» WHAT THIS TASK INVOLVES
Spot every line with the word "Active" and return it.

» RECORDS SUPPLIED
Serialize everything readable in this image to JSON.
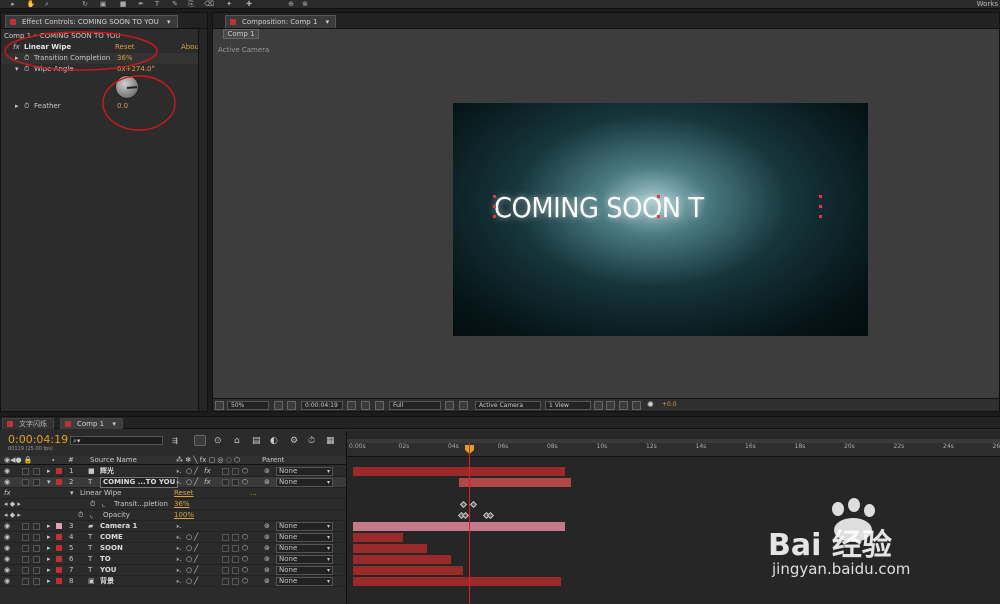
{
  "toolbar": {
    "workspace": "Works"
  },
  "effect_controls": {
    "tab_label": "Effect Controls: COMING SOON TO YOU",
    "breadcrumb": "Comp 1 • COMING SOON TO YOU",
    "effect_name": "Linear Wipe",
    "reset_label": "Reset",
    "about_label": "Abou",
    "transition_completion_label": "Transition Completion",
    "transition_completion_value": "36%",
    "wipe_angle_label": "Wipe Angle",
    "wipe_angle_value": "0x+274.0°",
    "feather_label": "Feather",
    "feather_value": "0.0"
  },
  "composition": {
    "tab_label": "Composition: Comp 1",
    "subtab_label": "Comp 1",
    "camera_label": "Active Camera",
    "comp_text": "COMING SOON T",
    "footer": {
      "zoom": "50%",
      "timecode": "0:00:04:19",
      "resolution": "Full",
      "camera": "Active Camera",
      "views": "1 View",
      "exposure": "+0.0"
    }
  },
  "timeline": {
    "tabs": [
      "文字闪烁",
      "Comp 1"
    ],
    "timecode": "0:00:04:19",
    "fps": "00119 (25.00 fps)",
    "headers": {
      "num": "#",
      "source": "Source Name",
      "parent": "Parent"
    },
    "ruler": [
      "0:00s",
      "02s",
      "04s",
      "06s",
      "08s",
      "10s",
      "12s",
      "14s",
      "16s",
      "18s",
      "20s",
      "22s",
      "24s",
      "26"
    ],
    "layers": [
      {
        "num": "1",
        "name": "辉光",
        "parent": "None",
        "color": "#c03030"
      },
      {
        "num": "2",
        "name": "COMING ...TO YOU",
        "parent": "None",
        "color": "#c03030"
      },
      {
        "num": "3",
        "name": "Camera 1",
        "parent": "None",
        "color": "#e0a0b0"
      },
      {
        "num": "4",
        "name": "COME",
        "parent": "None",
        "color": "#c03030"
      },
      {
        "num": "5",
        "name": "SOON",
        "parent": "None",
        "color": "#c03030"
      },
      {
        "num": "6",
        "name": "TO",
        "parent": "None",
        "color": "#c03030"
      },
      {
        "num": "7",
        "name": "YOU",
        "parent": "None",
        "color": "#c03030"
      },
      {
        "num": "8",
        "name": "背景",
        "parent": "None",
        "color": "#c03030"
      }
    ],
    "sub": {
      "effect": "Linear Wipe",
      "reset": "Reset",
      "dots": "...",
      "transition": "Transit...pletion",
      "transition_value": "36%",
      "opacity": "Opacity",
      "opacity_value": "100%"
    }
  },
  "watermark": {
    "brand": "Bai  经验",
    "url": "jingyan.baidu.com"
  },
  "colors": {
    "accent": "#d8a040",
    "playhead": "#e02020",
    "layer_bar": "#9a2a2a",
    "camera_bar": "#c47a8a"
  }
}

» REPLY
    "camera_label": "Active Camera",
      "camera": "Active Camera",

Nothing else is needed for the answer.